_Data entries_
++++++++
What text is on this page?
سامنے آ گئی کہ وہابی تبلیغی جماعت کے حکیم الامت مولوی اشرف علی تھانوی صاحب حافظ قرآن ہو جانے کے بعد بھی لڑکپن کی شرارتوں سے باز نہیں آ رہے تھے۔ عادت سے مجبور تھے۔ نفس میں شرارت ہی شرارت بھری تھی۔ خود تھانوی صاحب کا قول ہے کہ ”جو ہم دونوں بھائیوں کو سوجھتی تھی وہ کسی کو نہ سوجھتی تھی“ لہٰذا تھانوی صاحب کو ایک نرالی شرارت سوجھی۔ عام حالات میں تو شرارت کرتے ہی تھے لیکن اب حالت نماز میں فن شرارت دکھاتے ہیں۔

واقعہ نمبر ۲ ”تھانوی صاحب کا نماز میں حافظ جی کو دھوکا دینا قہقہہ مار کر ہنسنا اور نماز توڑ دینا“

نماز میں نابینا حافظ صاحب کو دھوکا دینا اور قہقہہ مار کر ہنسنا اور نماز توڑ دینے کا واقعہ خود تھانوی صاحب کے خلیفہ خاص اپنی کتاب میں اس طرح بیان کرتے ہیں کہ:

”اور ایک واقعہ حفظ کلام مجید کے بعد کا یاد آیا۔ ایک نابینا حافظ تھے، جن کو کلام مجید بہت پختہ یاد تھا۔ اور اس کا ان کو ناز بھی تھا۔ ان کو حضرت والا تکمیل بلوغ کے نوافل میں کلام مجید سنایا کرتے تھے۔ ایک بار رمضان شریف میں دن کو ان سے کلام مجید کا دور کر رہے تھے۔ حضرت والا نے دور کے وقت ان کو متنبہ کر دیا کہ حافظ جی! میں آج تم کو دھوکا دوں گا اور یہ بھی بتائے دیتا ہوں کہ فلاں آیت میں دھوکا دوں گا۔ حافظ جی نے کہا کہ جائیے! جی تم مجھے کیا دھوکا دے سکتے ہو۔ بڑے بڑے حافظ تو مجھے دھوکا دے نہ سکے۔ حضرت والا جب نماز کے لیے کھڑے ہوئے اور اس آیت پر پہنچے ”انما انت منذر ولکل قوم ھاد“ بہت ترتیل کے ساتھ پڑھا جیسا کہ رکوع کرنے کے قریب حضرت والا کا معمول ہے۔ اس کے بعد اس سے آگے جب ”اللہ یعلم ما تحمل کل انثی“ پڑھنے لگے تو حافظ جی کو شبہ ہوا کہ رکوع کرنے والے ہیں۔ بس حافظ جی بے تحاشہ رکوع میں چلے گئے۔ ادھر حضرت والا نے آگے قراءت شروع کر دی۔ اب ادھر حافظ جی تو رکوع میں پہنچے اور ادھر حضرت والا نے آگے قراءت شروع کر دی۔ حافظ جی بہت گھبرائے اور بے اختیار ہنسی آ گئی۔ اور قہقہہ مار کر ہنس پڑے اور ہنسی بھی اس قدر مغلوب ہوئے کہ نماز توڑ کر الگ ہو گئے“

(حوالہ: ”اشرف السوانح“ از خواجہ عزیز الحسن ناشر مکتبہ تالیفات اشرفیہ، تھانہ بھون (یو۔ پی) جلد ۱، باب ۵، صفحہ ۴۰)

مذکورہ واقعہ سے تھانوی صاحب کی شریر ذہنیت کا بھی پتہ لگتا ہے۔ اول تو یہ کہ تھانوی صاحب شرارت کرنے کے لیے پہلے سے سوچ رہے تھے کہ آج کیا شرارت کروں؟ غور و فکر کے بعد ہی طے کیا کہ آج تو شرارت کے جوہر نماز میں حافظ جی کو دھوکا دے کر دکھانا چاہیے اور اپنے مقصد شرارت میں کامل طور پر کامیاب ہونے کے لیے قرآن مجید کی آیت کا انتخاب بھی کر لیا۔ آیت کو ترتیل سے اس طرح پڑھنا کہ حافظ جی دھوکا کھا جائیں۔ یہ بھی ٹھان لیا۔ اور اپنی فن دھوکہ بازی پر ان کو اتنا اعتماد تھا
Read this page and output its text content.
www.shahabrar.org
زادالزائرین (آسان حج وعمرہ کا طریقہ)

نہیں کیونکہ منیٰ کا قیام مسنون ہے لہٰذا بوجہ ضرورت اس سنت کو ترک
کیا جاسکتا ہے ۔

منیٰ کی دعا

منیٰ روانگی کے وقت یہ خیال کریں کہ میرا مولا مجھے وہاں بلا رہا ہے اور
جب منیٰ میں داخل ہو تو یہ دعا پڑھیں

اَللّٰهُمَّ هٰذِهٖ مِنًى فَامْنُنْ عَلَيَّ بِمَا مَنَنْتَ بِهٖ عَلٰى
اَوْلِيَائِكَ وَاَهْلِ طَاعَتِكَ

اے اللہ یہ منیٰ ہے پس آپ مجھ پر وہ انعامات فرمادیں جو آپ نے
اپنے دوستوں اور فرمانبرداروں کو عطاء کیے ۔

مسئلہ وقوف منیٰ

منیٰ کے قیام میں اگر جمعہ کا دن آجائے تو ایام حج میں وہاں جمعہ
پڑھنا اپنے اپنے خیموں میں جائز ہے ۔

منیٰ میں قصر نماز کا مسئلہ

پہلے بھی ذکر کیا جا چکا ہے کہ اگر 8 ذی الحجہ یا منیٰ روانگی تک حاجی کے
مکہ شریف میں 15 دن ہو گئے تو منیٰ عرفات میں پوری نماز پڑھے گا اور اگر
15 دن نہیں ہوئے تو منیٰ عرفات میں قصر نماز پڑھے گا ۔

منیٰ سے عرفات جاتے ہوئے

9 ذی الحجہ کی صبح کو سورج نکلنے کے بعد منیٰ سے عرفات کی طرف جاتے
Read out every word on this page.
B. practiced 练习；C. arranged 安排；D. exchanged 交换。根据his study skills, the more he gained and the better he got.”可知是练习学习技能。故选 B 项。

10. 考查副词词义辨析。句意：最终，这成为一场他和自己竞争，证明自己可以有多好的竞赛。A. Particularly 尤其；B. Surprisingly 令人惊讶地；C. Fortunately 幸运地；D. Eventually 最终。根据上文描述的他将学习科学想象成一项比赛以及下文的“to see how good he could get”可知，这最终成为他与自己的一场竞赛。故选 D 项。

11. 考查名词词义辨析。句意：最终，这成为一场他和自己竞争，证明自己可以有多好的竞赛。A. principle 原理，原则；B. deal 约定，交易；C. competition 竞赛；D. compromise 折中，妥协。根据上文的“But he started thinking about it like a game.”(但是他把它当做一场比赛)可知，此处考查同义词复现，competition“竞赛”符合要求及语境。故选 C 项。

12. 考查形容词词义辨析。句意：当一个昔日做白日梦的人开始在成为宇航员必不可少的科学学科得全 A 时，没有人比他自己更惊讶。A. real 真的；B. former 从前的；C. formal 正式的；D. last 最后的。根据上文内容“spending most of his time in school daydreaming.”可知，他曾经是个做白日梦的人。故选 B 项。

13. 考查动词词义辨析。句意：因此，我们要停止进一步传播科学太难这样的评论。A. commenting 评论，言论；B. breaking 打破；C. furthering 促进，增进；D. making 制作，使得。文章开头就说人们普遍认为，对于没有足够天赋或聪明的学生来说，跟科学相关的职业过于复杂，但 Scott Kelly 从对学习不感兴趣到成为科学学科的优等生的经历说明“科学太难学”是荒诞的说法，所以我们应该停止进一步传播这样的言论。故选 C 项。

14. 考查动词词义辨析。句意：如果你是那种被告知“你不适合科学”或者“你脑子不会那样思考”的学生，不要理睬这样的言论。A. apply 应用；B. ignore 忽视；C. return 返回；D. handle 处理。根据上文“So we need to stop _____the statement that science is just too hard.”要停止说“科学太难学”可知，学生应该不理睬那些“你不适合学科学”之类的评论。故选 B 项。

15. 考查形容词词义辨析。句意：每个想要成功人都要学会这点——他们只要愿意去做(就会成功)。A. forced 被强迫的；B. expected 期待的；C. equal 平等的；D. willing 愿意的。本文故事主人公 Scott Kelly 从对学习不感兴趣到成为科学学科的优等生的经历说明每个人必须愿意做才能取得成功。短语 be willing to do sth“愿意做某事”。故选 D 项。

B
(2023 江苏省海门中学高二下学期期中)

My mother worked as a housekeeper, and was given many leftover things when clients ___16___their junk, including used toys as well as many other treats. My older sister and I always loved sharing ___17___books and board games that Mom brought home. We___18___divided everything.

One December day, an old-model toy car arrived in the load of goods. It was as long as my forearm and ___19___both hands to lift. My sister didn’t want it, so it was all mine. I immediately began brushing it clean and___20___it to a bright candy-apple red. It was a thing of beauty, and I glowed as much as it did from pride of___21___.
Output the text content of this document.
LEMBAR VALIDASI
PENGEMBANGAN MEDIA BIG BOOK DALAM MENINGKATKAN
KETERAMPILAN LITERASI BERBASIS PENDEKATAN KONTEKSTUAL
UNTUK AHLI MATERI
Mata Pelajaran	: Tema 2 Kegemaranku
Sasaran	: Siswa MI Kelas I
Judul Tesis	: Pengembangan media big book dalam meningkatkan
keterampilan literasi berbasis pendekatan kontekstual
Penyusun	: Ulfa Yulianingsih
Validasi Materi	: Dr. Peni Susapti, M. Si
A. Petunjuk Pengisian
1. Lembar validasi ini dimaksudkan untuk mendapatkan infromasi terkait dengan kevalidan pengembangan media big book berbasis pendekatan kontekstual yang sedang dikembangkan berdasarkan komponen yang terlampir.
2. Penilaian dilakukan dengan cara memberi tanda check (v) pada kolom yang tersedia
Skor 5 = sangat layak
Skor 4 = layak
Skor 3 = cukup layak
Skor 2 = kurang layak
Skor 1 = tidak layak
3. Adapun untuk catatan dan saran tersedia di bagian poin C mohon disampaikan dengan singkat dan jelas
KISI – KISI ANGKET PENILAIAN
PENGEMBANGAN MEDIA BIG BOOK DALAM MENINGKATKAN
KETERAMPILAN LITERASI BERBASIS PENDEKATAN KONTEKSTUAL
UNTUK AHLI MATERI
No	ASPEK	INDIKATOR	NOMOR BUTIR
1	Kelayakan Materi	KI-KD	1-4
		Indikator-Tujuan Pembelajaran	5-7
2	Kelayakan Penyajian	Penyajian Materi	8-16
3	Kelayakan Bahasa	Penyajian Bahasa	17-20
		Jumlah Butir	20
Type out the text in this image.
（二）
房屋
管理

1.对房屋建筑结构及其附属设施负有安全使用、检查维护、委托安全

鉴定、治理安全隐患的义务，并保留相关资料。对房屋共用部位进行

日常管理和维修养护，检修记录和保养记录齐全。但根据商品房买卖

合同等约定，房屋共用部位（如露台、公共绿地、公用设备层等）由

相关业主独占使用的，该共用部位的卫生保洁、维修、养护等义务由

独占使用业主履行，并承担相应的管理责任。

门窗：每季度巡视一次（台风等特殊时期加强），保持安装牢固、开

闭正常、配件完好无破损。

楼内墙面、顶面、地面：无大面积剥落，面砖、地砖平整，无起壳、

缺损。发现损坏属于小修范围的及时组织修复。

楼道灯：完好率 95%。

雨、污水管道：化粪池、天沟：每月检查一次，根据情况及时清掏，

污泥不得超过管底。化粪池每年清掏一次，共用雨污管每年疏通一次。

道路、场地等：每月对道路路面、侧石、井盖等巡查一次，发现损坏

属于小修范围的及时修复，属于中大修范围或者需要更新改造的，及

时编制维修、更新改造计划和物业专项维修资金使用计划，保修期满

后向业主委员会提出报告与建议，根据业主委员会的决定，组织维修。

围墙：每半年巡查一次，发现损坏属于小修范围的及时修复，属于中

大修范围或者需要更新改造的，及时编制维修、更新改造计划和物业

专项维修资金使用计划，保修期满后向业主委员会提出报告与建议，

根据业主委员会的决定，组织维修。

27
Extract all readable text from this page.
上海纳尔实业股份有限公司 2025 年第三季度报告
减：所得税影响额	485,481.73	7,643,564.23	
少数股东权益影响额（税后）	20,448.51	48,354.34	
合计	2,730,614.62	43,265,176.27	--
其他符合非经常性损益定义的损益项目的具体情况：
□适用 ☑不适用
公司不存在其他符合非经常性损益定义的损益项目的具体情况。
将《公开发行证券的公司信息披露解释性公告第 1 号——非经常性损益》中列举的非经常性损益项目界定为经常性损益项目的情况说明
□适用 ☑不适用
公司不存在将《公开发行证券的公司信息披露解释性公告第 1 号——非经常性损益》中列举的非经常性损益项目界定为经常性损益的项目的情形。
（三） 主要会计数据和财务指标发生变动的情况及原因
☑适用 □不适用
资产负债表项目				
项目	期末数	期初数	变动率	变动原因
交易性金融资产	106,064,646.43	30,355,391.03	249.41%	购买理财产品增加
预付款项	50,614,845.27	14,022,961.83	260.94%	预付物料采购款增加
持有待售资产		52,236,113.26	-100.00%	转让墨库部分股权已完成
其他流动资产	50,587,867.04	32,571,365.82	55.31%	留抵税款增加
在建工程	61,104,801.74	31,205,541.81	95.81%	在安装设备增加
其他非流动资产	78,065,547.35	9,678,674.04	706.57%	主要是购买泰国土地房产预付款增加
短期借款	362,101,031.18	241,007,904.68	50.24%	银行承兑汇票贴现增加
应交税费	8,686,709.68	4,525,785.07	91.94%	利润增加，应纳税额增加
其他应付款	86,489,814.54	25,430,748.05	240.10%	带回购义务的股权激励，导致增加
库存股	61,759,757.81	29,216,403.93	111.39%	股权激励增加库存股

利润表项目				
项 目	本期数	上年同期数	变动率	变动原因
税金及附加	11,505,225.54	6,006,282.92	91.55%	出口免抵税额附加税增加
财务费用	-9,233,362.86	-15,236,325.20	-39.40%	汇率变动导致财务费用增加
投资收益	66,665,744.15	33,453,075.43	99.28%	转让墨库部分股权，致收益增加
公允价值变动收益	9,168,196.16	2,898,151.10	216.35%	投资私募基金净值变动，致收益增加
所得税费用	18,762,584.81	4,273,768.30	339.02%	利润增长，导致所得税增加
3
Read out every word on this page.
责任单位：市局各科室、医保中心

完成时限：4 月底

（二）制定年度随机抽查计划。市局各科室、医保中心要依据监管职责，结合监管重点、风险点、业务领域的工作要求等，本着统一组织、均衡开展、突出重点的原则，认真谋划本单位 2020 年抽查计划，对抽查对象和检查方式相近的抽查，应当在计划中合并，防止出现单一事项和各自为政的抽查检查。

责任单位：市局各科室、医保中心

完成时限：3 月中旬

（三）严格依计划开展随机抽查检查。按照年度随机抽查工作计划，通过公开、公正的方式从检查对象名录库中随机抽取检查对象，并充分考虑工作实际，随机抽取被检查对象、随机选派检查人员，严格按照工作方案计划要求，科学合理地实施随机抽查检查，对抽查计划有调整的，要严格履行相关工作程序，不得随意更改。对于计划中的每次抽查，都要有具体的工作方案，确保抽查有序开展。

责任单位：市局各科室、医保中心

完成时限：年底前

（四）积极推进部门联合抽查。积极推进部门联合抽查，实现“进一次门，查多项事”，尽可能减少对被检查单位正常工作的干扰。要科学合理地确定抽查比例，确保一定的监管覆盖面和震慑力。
++++++++
Give the number of lines in the data that contain "this", with no other words.

_Full answer_
7